(Figure data in JSON)
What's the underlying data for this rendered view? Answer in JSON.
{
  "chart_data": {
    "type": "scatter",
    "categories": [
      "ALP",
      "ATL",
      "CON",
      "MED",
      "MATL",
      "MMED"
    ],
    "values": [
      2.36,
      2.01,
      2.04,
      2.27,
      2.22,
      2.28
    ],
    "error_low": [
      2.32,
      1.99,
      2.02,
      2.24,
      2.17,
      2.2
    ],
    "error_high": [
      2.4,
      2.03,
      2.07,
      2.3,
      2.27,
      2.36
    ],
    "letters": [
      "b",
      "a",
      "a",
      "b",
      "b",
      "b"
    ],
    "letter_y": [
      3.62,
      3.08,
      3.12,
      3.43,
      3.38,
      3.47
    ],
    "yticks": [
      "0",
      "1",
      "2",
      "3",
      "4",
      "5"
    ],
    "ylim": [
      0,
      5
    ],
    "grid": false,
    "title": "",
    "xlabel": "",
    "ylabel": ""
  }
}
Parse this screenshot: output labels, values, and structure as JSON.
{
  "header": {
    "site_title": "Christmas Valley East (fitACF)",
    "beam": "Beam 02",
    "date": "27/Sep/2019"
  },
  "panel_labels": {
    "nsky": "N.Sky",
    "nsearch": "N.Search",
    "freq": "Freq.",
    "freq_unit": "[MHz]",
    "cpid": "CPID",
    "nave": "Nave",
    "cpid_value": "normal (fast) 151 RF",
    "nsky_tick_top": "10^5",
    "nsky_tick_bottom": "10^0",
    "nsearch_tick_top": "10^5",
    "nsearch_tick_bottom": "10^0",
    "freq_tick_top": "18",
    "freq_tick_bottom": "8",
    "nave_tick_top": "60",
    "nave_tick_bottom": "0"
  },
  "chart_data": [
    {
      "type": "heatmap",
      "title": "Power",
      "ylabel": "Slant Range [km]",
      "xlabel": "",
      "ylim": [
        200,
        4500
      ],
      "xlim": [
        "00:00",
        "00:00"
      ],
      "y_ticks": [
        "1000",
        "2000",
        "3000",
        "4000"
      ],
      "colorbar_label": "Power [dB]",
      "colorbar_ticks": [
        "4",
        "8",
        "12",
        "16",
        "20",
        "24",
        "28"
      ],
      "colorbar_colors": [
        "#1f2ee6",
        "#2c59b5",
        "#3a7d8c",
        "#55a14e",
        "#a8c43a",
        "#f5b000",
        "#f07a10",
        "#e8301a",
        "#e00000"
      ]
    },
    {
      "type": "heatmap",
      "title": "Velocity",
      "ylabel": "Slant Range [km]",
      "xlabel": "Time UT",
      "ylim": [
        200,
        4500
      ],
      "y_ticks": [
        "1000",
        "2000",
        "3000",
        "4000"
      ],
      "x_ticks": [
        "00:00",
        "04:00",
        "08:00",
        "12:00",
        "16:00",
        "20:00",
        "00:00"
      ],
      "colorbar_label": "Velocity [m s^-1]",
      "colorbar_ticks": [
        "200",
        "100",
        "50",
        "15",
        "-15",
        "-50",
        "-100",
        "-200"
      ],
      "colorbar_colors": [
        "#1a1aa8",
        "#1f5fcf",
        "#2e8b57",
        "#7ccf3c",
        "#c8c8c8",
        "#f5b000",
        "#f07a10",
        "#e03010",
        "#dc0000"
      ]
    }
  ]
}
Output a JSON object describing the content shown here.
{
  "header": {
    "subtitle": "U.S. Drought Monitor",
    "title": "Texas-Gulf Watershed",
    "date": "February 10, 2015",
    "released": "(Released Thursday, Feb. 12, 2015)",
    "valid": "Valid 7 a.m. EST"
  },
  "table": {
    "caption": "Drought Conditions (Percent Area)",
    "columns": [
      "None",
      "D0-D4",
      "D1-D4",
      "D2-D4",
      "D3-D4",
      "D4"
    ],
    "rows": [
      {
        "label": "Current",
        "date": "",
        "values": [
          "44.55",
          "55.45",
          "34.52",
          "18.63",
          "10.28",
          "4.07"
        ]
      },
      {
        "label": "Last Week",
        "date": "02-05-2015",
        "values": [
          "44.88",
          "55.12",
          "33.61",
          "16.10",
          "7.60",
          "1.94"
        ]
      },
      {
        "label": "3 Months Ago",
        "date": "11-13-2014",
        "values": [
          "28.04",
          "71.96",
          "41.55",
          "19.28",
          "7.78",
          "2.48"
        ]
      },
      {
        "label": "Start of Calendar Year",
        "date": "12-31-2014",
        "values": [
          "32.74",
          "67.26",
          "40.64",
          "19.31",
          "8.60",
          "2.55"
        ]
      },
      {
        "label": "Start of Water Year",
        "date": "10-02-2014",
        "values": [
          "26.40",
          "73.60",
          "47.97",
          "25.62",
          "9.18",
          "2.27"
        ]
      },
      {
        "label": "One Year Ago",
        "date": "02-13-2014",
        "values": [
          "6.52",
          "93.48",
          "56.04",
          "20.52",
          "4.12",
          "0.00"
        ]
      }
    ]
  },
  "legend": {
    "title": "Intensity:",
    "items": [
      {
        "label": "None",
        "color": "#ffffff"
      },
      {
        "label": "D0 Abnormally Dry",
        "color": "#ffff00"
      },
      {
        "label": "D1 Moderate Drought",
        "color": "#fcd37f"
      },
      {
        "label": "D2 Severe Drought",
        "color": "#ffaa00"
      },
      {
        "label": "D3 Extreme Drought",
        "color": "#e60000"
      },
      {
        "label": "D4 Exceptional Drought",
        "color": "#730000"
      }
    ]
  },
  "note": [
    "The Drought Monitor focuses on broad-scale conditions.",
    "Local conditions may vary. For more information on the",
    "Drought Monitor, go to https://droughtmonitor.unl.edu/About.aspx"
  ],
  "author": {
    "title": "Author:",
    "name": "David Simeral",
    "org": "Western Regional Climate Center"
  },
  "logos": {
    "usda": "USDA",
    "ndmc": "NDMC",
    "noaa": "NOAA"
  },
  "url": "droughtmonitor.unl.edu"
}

• [Exercise details]:
Reproduce the full listing word for word.

• [Result for this task]:
What's the underlying data for this rendered view? Answer in JSON.
{
  "chart_data": {
    "type": "scatter",
    "categories": [
      "ALP",
      "ATL",
      "CON",
      "MED",
      "MATL",
      "MMED"
    ],
    "values": [
      2.36,
      2.01,
      2.04,
      2.27,
      2.22,
      2.28
    ],
    "error_low": [
      2.32,
      1.99,
      2.02,
      2.24,
      2.17,
      2.2
    ],
    "error_high": [
      2.4,
      2.03,
      2.07,
      2.3,
      2.27,
      2.36
    ],
    "letters": [
      "b",
      "a",
      "a",
      "b",
      "b",
      "b"
    ],
    "letter_y": [
      3.62,
      3.08,
      3.12,
      3.43,
      3.38,
      3.47
    ],
    "yticks": [
      "0",
      "1",
      "2",
      "3",
      "4",
      "5"
    ],
    "ylim": [
      0,
      5
    ],
    "grid": false,
    "title": "",
    "xlabel": "",
    "ylabel": ""
  }
}
Parse this screenshot: output labels, values, and structure as JSON.
{
  "header": {
    "site_title": "Christmas Valley East (fitACF)",
    "beam": "Beam 02",
    "date": "27/Sep/2019"
  },
  "panel_labels": {
    "nsky": "N.Sky",
    "nsearch": "N.Search",
    "freq": "Freq.",
    "freq_unit": "[MHz]",
    "cpid": "CPID",
    "nave": "Nave",
    "cpid_value": "normal (fast) 151 RF",
    "nsky_tick_top": "10^5",
    "nsky_tick_bottom": "10^0",
    "nsearch_tick_top": "10^5",
    "nsearch_tick_bottom": "10^0",
    "freq_tick_top": "18",
    "freq_tick_bottom": "8",
    "nave_tick_top": "60",
    "nave_tick_bottom": "0"
  },
  "chart_data": [
    {
      "type": "heatmap",
      "title": "Power",
      "ylabel": "Slant Range [km]",
      "xlabel": "",
      "ylim": [
        200,
        4500
      ],
      "xlim": [
        "00:00",
        "00:00"
      ],
      "y_ticks": [
        "1000",
        "2000",
        "3000",
        "4000"
      ],
      "colorbar_label": "Power [dB]",
      "colorbar_ticks": [
        "4",
        "8",
        "12",
        "16",
        "20",
        "24",
        "28"
      ],
      "colorbar_colors": [
        "#1f2ee6",
        "#2c59b5",
        "#3a7d8c",
        "#55a14e",
        "#a8c43a",
        "#f5b000",
        "#f07a10",
        "#e8301a",
        "#e00000"
      ]
    },
    {
      "type": "heatmap",
      "title": "Velocity",
      "ylabel": "Slant Range [km]",
      "xlabel": "Time UT",
      "ylim": [
        200,
        4500
      ],
      "y_ticks": [
        "1000",
        "2000",
        "3000",
        "4000"
      ],
      "x_ticks": [
        "00:00",
        "04:00",
        "08:00",
        "12:00",
        "16:00",
        "20:00",
        "00:00"
      ],
      "colorbar_label": "Velocity [m s^-1]",
      "colorbar_ticks": [
        "200",
        "100",
        "50",
        "15",
        "-15",
        "-50",
        "-100",
        "-200"
      ],
      "colorbar_colors": [
        "#1a1aa8",
        "#1f5fcf",
        "#2e8b57",
        "#7ccf3c",
        "#c8c8c8",
        "#f5b000",
        "#f07a10",
        "#e03010",
        "#dc0000"
      ]
    }
  ]
}
Output a JSON object describing the content shown here.
{
  "header": {
    "subtitle": "U.S. Drought Monitor",
    "title": "Texas-Gulf Watershed",
    "date": "February 10, 2015",
    "released": "(Released Thursday, Feb. 12, 2015)",
    "valid": "Valid 7 a.m. EST"
  },
  "table": {
    "caption": "Drought Conditions (Percent Area)",
    "columns": [
      "None",
      "D0-D4",
      "D1-D4",
      "D2-D4",
      "D3-D4",
      "D4"
    ],
    "rows": [
      {
        "label": "Current",
        "date": "",
        "values": [
          "44.55",
          "55.45",
          "34.52",
          "18.63",
          "10.28",
          "4.07"
        ]
      },
      {
        "label": "Last Week",
        "date": "02-05-2015",
        "values": [
          "44.88",
          "55.12",
          "33.61",
          "16.10",
          "7.60",
          "1.94"
        ]
      },
      {
        "label": "3 Months Ago",
        "date": "11-13-2014",
        "values": [
          "28.04",
          "71.96",
          "41.55",
          "19.28",
          "7.78",
          "2.48"
        ]
      },
      {
        "label": "Start of Calendar Year",
        "date": "12-31-2014",
        "values": [
          "32.74",
          "67.26",
          "40.64",
          "19.31",
          "8.60",
          "2.55"
        ]
      },
      {
        "label": "Start of Water Year",
        "date": "10-02-2014",
        "values": [
          "26.40",
          "73.60",
          "47.97",
          "25.62",
          "9.18",
          "2.27"
        ]
      },
      {
        "label": "One Year Ago",
        "date": "02-13-2014",
        "values": [
          "6.52",
          "93.48",
          "56.04",
          "20.52",
          "4.12",
          "0.00"
        ]
      }
    ]
  },
  "legend": {
    "title": "Intensity:",
    "items": [
      {
        "label": "None",
        "color": "#ffffff"
      },
      {
        "label": "D0 Abnormally Dry",
        "color": "#ffff00"
      },
      {
        "label": "D1 Moderate Drought",
        "color": "#fcd37f"
      },
      {
        "label": "D2 Severe Drought",
        "color": "#ffaa00"
      },
      {
        "label": "D3 Extreme Drought",
        "color": "#e60000"
      },
      {
        "label": "D4 Exceptional Drought",
        "color": "#730000"
      }
    ]
  },
  "note": [
    "The Drought Monitor focuses on broad-scale conditions.",
    "Local conditions may vary. For more information on the",
    "Drought Monitor, go to https://droughtmonitor.unl.edu/About.aspx"
  ],
  "author": {
    "title": "Author:",
    "name": "David Simeral",
    "org": "Western Regional Climate Center"
  },
  "logos": {
    "usda": "USDA",
    "ndmc": "NDMC",
    "noaa": "NOAA"
  },
  "url": "droughtmonitor.unl.edu"
}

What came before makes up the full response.